#### [Stored records]
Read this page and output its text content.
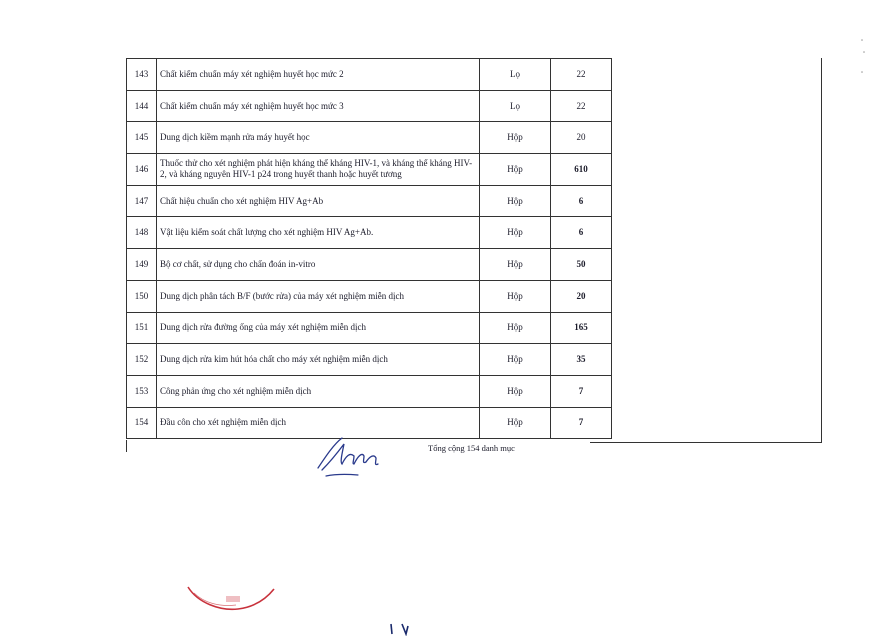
143	Chất kiểm chuẩn máy xét nghiệm huyết học mức 2	Lọ	22
144	Chất kiểm chuẩn máy xét nghiệm huyết học mức 3	Lọ	22
145	Dung dịch kiềm mạnh rửa máy huyết học	Hộp	20
146	Thuốc thử cho xét nghiệm phát hiện kháng thể kháng HIV-1, và kháng thể kháng HIV-2, và kháng nguyên HIV-1 p24 trong huyết thanh hoặc huyết tương	Hộp	610
147	Chất hiệu chuẩn cho xét nghiệm HIV Ag+Ab	Hộp	6
148	Vật liệu kiểm soát chất lượng cho xét nghiệm HIV Ag+Ab.	Hộp	6
149	Bộ cơ chất, sử dụng cho chẩn đoán in-vitro	Hộp	50
150	Dung dịch phân tách B/F (bước rửa) của máy xét nghiệm miễn dịch	Hộp	20
151	Dung dịch rửa đường ống của máy xét nghiệm miễn dịch	Hộp	165
152	Dung dịch rửa kim hút hóa chất cho máy xét nghiệm miễn dịch	Hộp	35
153	Công phản ứng cho xét nghiệm miễn dịch	Hộp	7
154	Đầu côn cho xét nghiệm miễn dịch	Hộp	7
Tổng cộng 154 danh mục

#### [Given instruction]
Copy out each line of the listing that holds "miễn".

#### [Result for this task]
150	Dung dịch phân tách B/F (bước rửa) của máy xét nghiệm miễn dịch	Hộp	20
151	Dung dịch rửa đường ống của máy xét nghiệm miễn dịch	Hộp	165
152	Dung dịch rửa kim hút hóa chất cho máy xét nghiệm miễn dịch	Hộp	35
153	Công phản ứng cho xét nghiệm miễn dịch	Hộp	7
154	Đầu côn cho xét nghiệm miễn dịch	Hộp	7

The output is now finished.